*Task directions*
Reproduce every line of the listing as written, apart from the pictures.

Dataset excerpts:
START
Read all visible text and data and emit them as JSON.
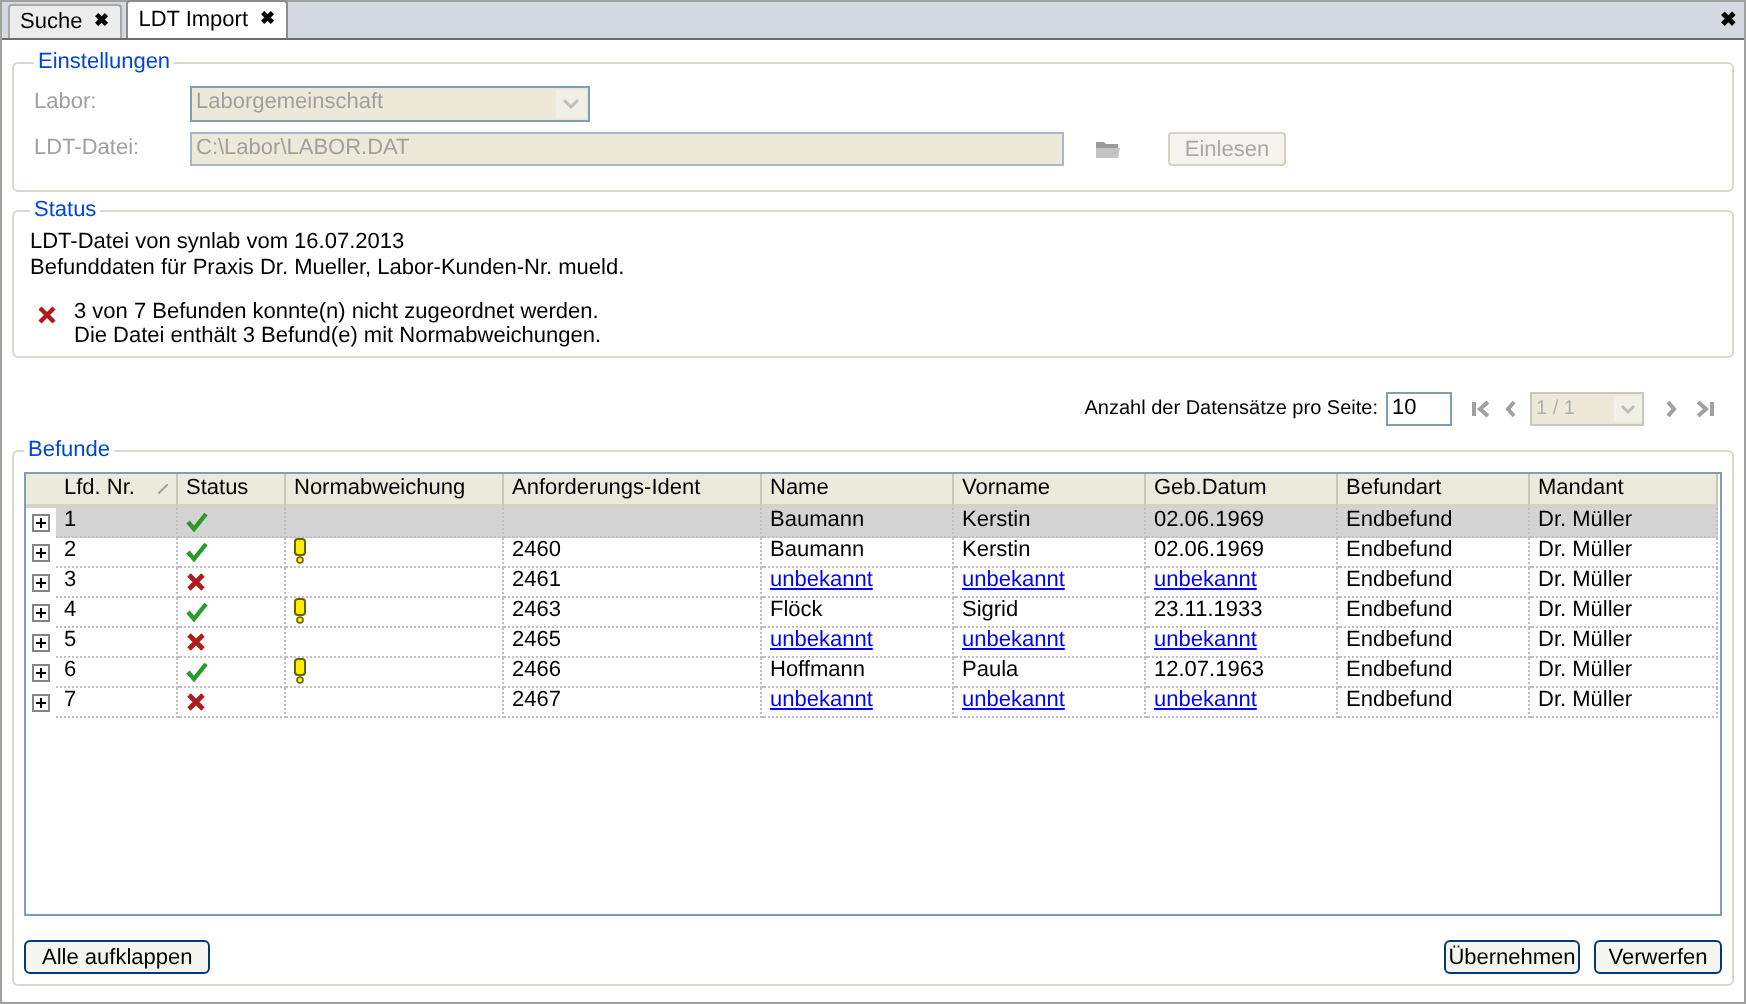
{
  "tabs": [
    {
      "label": "Suche",
      "selected": false,
      "close": "✖"
    },
    {
      "label": "LDT Import",
      "selected": true,
      "close": "✖"
    }
  ],
  "window_close": "✖",
  "einstellungen": {
    "title": "Einstellungen",
    "labor_label": "Labor:",
    "labor_value": "Laborgemeinschaft",
    "datei_label": "LDT-Datei:",
    "datei_value": "C:\\Labor\\LABOR.DAT",
    "read_button": "Einlesen"
  },
  "status": {
    "title": "Status",
    "lines": [
      "LDT-Datei von synlab vom 16.07.2013",
      "Befunddaten für Praxis Dr. Mueller, Labor-Kunden-Nr. mueld."
    ],
    "messages": [
      "3 von 7 Befunden konnte(n) nicht zugeordnet werden.",
      "Die Datei enthält 3 Befund(e) mit Normabweichungen."
    ]
  },
  "pager": {
    "label": "Anzahl der Datensätze pro Seite:",
    "page_size": "10",
    "page": "1 / 1"
  },
  "befunde": {
    "title": "Befunde",
    "columns": [
      "Lfd. Nr.",
      "Status",
      "Normabweichung",
      "Anforderungs-Ident",
      "Name",
      "Vorname",
      "Geb.Datum",
      "Befundart",
      "Mandant"
    ],
    "rows": [
      {
        "nr": "1",
        "assigned": true,
        "deviation": false,
        "ident": "",
        "name": "Baumann",
        "vorname": "Kerstin",
        "geb": "02.06.1969",
        "art": "Endbefund",
        "mandant": "Dr. Müller",
        "selected": true
      },
      {
        "nr": "2",
        "assigned": true,
        "deviation": true,
        "ident": "2460",
        "name": "Baumann",
        "vorname": "Kerstin",
        "geb": "02.06.1969",
        "art": "Endbefund",
        "mandant": "Dr. Müller",
        "selected": false
      },
      {
        "nr": "3",
        "assigned": false,
        "deviation": false,
        "ident": "2461",
        "name": "unbekannt",
        "vorname": "unbekannt",
        "geb": "unbekannt",
        "art": "Endbefund",
        "mandant": "Dr. Müller",
        "selected": false
      },
      {
        "nr": "4",
        "assigned": true,
        "deviation": true,
        "ident": "2463",
        "name": "Flöck",
        "vorname": "Sigrid",
        "geb": "23.11.1933",
        "art": "Endbefund",
        "mandant": "Dr. Müller",
        "selected": false
      },
      {
        "nr": "5",
        "assigned": false,
        "deviation": false,
        "ident": "2465",
        "name": "unbekannt",
        "vorname": "unbekannt",
        "geb": "unbekannt",
        "art": "Endbefund",
        "mandant": "Dr. Müller",
        "selected": false
      },
      {
        "nr": "6",
        "assigned": true,
        "deviation": true,
        "ident": "2466",
        "name": "Hoffmann",
        "vorname": "Paula",
        "geb": "12.07.1963",
        "art": "Endbefund",
        "mandant": "Dr. Müller",
        "selected": false
      },
      {
        "nr": "7",
        "assigned": false,
        "deviation": false,
        "ident": "2467",
        "name": "unbekannt",
        "vorname": "unbekannt",
        "geb": "unbekannt",
        "art": "Endbefund",
        "mandant": "Dr. Müller",
        "selected": false
      }
    ]
  },
  "buttons": {
    "expand_all": "Alle aufklappen",
    "accept": "Übernehmen",
    "discard": "Verwerfen"
  }
}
END
*Correct result*
Read all visible text and data and emit them as JSON.
{
  "tabs": [
    {
      "label": "Suche",
      "selected": false,
      "close": "✖"
    },
    {
      "label": "LDT Import",
      "selected": true,
      "close": "✖"
    }
  ],
  "window_close": "✖",
  "einstellungen": {
    "title": "Einstellungen",
    "labor_label": "Labor:",
    "labor_value": "Laborgemeinschaft",
    "datei_label": "LDT-Datei:",
    "datei_value": "C:\\Labor\\LABOR.DAT",
    "read_button": "Einlesen"
  },
  "status": {
    "title": "Status",
    "lines": [
      "LDT-Datei von synlab vom 16.07.2013",
      "Befunddaten für Praxis Dr. Mueller, Labor-Kunden-Nr. mueld."
    ],
    "messages": [
      "3 von 7 Befunden konnte(n) nicht zugeordnet werden.",
      "Die Datei enthält 3 Befund(e) mit Normabweichungen."
    ]
  },
  "pager": {
    "label": "Anzahl der Datensätze pro Seite:",
    "page_size": "10",
    "page": "1 / 1"
  },
  "befunde": {
    "title": "Befunde",
    "columns": [
      "Lfd. Nr.",
      "Status",
      "Normabweichung",
      "Anforderungs-Ident",
      "Name",
      "Vorname",
      "Geb.Datum",
      "Befundart",
      "Mandant"
    ],
    "rows": [
      {
        "nr": "1",
        "assigned": true,
        "deviation": false,
        "ident": "",
        "name": "Baumann",
        "vorname": "Kerstin",
        "geb": "02.06.1969",
        "art": "Endbefund",
        "mandant": "Dr. Müller",
        "selected": true
      },
      {
        "nr": "2",
        "assigned": true,
        "deviation": true,
        "ident": "2460",
        "name": "Baumann",
        "vorname": "Kerstin",
        "geb": "02.06.1969",
        "art": "Endbefund",
        "mandant": "Dr. Müller",
        "selected": false
      },
      {
        "nr": "3",
        "assigned": false,
        "deviation": false,
        "ident": "2461",
        "name": "unbekannt",
        "vorname": "unbekannt",
        "geb": "unbekannt",
        "art": "Endbefund",
        "mandant": "Dr. Müller",
        "selected": false
      },
      {
        "nr": "4",
        "assigned": true,
        "deviation": true,
        "ident": "2463",
        "name": "Flöck",
        "vorname": "Sigrid",
        "geb": "23.11.1933",
        "art": "Endbefund",
        "mandant": "Dr. Müller",
        "selected": false
      },
      {
        "nr": "5",
        "assigned": false,
        "deviation": false,
        "ident": "2465",
        "name": "unbekannt",
        "vorname": "unbekannt",
        "geb": "unbekannt",
        "art": "Endbefund",
        "mandant": "Dr. Müller",
        "selected": false
      },
      {
        "nr": "6",
        "assigned": true,
        "deviation": true,
        "ident": "2466",
        "name": "Hoffmann",
        "vorname": "Paula",
        "geb": "12.07.1963",
        "art": "Endbefund",
        "mandant": "Dr. Müller",
        "selected": false
      },
      {
        "nr": "7",
        "assigned": false,
        "deviation": false,
        "ident": "2467",
        "name": "unbekannt",
        "vorname": "unbekannt",
        "geb": "unbekannt",
        "art": "Endbefund",
        "mandant": "Dr. Müller",
        "selected": false
      }
    ]
  },
  "buttons": {
    "expand_all": "Alle aufklappen",
    "accept": "Übernehmen",
    "discard": "Verwerfen"
  }
}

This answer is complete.